- Written task: Lines holding the string "name" are the ones to copy from this listing.

- Dataset:
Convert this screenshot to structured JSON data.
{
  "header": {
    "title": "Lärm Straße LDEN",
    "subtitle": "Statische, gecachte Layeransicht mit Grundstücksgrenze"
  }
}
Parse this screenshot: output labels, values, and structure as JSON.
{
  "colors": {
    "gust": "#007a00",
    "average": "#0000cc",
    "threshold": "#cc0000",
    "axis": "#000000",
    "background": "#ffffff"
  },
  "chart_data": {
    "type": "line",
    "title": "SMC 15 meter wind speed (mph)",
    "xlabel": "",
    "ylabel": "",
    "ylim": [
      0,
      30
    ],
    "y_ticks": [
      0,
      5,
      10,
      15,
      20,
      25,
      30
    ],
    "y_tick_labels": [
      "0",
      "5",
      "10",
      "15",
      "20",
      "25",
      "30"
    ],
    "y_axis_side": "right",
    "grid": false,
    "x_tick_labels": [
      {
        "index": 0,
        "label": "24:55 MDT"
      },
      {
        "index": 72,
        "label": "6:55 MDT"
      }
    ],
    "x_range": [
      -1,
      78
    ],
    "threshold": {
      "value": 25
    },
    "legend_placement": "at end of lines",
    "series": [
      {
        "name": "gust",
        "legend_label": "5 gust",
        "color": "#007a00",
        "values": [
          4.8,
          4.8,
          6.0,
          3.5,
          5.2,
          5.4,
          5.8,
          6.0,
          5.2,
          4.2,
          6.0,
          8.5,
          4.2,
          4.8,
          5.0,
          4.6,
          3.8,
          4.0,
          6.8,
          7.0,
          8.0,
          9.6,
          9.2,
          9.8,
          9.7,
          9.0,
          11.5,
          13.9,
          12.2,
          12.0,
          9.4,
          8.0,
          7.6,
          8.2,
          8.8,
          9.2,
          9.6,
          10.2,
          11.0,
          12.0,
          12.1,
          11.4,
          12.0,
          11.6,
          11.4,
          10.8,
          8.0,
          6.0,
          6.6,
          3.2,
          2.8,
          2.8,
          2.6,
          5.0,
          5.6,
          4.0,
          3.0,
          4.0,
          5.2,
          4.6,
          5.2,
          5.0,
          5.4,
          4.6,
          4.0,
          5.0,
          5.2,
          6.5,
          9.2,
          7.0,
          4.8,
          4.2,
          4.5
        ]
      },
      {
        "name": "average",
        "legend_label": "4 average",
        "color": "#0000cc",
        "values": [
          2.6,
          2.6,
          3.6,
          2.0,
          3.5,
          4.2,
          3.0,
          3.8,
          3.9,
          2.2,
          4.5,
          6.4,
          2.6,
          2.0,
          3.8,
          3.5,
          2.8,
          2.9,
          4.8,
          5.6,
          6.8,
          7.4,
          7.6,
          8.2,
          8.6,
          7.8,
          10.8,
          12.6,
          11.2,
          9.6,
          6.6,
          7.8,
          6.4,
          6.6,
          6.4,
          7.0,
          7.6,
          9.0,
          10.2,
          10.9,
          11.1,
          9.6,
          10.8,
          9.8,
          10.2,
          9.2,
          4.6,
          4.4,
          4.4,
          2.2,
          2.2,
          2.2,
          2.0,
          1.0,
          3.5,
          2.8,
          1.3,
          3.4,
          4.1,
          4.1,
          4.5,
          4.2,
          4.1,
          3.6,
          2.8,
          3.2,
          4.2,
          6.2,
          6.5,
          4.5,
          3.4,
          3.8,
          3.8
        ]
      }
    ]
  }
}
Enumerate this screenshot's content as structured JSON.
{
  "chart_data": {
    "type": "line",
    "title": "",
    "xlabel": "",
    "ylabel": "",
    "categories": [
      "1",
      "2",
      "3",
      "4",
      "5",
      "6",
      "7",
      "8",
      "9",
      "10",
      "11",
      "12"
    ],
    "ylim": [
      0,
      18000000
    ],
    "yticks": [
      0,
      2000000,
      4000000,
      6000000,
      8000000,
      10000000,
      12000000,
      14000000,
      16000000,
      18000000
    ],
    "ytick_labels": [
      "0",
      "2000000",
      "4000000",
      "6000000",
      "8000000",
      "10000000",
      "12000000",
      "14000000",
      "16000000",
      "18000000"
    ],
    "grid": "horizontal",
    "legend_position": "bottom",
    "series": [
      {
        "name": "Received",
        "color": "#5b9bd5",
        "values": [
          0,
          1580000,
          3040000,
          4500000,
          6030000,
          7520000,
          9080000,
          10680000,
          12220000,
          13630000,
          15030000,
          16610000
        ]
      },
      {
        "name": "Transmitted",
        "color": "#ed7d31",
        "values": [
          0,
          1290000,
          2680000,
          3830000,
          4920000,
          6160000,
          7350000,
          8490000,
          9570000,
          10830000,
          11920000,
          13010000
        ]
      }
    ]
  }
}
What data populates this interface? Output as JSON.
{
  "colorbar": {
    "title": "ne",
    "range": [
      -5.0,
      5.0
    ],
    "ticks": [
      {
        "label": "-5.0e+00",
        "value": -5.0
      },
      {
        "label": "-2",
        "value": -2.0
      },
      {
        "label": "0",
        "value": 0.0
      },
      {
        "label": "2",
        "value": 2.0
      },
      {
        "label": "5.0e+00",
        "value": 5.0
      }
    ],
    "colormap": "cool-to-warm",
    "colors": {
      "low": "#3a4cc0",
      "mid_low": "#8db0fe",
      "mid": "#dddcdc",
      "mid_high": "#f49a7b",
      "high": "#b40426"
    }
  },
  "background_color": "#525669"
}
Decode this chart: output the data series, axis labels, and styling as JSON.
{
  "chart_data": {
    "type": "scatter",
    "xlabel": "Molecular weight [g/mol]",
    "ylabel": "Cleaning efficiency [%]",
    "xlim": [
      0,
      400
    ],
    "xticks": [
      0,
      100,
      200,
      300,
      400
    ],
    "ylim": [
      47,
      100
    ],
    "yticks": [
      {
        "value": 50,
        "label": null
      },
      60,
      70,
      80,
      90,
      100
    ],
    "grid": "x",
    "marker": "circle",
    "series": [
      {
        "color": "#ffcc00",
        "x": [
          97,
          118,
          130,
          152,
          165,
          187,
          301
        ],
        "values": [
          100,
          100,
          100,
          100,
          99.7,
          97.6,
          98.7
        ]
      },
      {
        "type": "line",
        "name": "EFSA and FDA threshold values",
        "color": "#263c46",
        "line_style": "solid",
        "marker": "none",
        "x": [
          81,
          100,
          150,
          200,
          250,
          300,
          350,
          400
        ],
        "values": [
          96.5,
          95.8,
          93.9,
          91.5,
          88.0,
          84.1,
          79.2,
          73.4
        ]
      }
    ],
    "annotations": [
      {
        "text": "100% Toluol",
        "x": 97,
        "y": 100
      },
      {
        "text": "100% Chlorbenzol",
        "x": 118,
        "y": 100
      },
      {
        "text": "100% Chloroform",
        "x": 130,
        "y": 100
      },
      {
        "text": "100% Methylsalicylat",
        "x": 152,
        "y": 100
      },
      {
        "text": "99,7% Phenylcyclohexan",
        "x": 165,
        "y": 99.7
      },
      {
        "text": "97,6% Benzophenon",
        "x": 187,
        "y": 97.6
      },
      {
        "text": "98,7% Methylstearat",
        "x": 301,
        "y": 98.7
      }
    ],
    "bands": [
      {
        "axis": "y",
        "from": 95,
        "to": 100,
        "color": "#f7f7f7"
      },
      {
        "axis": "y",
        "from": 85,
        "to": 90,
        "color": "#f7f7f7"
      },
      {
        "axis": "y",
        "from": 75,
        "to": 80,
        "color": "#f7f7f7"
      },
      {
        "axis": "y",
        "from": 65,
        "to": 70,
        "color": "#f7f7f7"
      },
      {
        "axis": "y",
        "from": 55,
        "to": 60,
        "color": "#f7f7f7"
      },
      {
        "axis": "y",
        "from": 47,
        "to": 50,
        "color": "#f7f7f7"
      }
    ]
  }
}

- Answer in full:
        "name": "gust",
        "name": "average",
        "name": "Received",
        "name": "Transmitted",
        "name": "EFSA and FDA threshold values",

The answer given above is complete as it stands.